EXERCISE: Which lines hold the word "Congress"? Copy each of them.

++++

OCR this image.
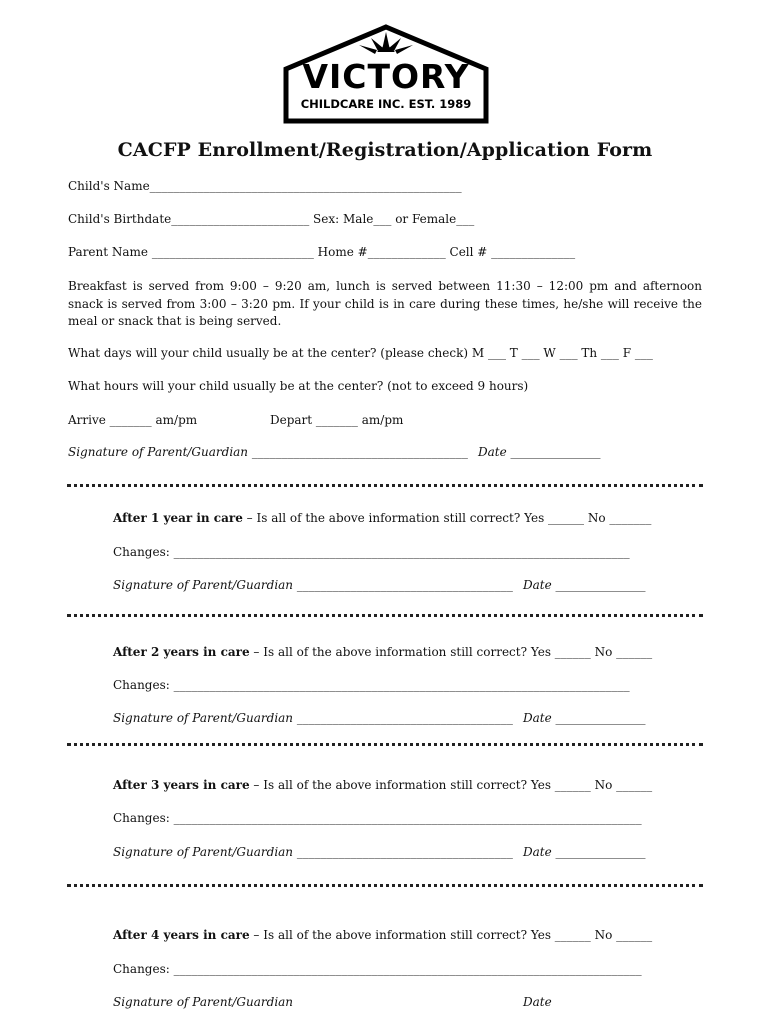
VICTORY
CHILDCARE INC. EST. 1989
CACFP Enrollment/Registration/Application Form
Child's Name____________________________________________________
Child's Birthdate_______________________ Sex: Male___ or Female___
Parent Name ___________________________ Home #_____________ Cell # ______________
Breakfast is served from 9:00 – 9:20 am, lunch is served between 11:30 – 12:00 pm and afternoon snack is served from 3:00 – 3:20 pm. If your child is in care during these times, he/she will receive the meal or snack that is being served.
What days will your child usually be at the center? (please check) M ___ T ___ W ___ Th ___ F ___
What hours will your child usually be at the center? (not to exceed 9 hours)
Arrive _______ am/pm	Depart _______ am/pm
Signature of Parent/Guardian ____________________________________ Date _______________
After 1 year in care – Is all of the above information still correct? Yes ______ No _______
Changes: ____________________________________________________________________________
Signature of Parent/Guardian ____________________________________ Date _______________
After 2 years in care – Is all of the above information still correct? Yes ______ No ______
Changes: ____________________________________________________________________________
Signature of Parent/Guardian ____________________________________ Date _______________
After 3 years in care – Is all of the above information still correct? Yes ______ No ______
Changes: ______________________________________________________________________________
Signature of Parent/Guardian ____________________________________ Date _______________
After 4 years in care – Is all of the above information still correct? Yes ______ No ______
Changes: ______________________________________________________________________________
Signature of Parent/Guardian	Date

++++

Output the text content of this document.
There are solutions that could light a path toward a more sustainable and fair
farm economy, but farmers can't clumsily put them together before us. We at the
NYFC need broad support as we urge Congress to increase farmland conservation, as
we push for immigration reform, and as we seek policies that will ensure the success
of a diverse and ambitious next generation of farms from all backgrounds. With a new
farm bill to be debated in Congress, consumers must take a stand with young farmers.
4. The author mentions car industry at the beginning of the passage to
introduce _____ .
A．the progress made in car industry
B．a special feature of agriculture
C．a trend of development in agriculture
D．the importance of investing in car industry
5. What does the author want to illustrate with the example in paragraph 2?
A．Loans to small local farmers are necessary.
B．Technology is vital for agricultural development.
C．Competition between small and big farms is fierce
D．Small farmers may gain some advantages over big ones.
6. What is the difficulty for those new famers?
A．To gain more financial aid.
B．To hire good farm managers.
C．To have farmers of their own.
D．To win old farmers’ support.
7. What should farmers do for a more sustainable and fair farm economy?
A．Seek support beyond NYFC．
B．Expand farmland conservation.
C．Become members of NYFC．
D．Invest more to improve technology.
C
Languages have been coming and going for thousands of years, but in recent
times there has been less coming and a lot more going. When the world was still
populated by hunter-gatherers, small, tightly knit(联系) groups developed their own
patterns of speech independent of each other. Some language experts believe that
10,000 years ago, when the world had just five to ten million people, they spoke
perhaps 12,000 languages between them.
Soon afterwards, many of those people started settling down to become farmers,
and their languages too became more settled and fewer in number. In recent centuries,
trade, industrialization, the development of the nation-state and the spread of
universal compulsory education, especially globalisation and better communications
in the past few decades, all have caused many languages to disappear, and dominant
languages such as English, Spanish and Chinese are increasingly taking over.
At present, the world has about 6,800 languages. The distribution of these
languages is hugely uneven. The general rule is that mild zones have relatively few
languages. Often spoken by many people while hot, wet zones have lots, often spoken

++++

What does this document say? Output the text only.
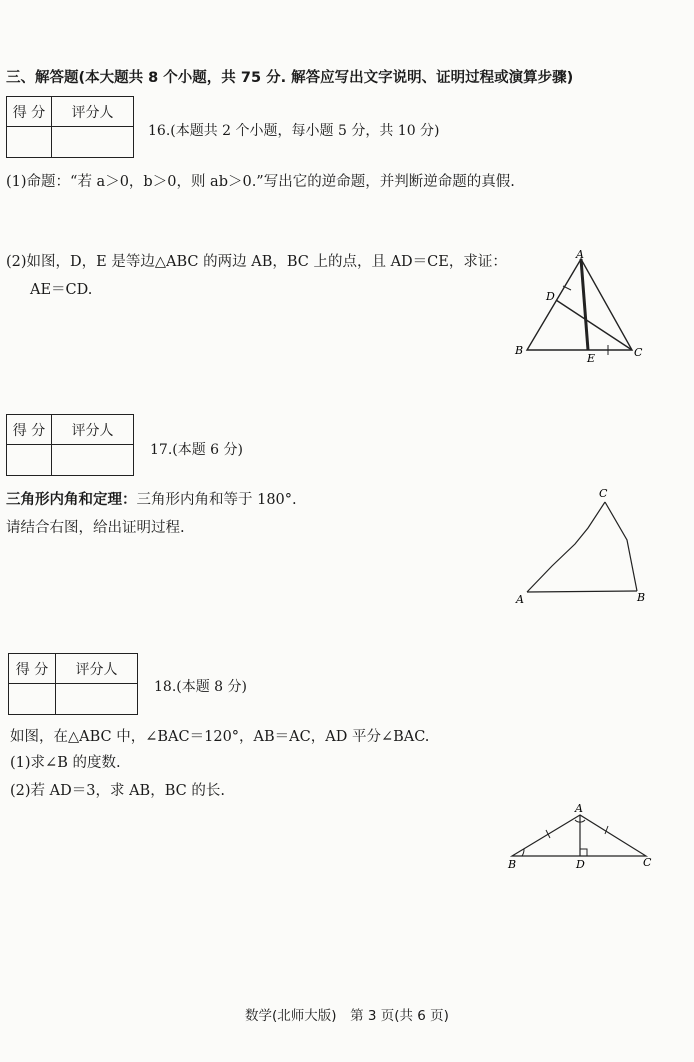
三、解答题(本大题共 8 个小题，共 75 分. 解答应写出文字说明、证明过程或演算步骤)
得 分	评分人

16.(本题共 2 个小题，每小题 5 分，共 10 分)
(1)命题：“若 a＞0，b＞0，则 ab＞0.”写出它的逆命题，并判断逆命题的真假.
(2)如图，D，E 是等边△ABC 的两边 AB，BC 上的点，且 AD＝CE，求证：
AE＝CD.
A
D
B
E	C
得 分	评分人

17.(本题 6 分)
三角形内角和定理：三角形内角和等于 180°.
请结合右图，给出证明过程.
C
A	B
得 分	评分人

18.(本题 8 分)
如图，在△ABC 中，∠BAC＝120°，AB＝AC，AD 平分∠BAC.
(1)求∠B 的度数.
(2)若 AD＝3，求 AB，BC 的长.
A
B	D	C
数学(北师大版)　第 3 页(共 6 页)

++++

RESPONSE TO THIS EXERCISE:
NYFC need broad support as we urge Congress to increase farmland conservation, as
farm bill to be debated in Congress, consumers must take a stand with young farmers.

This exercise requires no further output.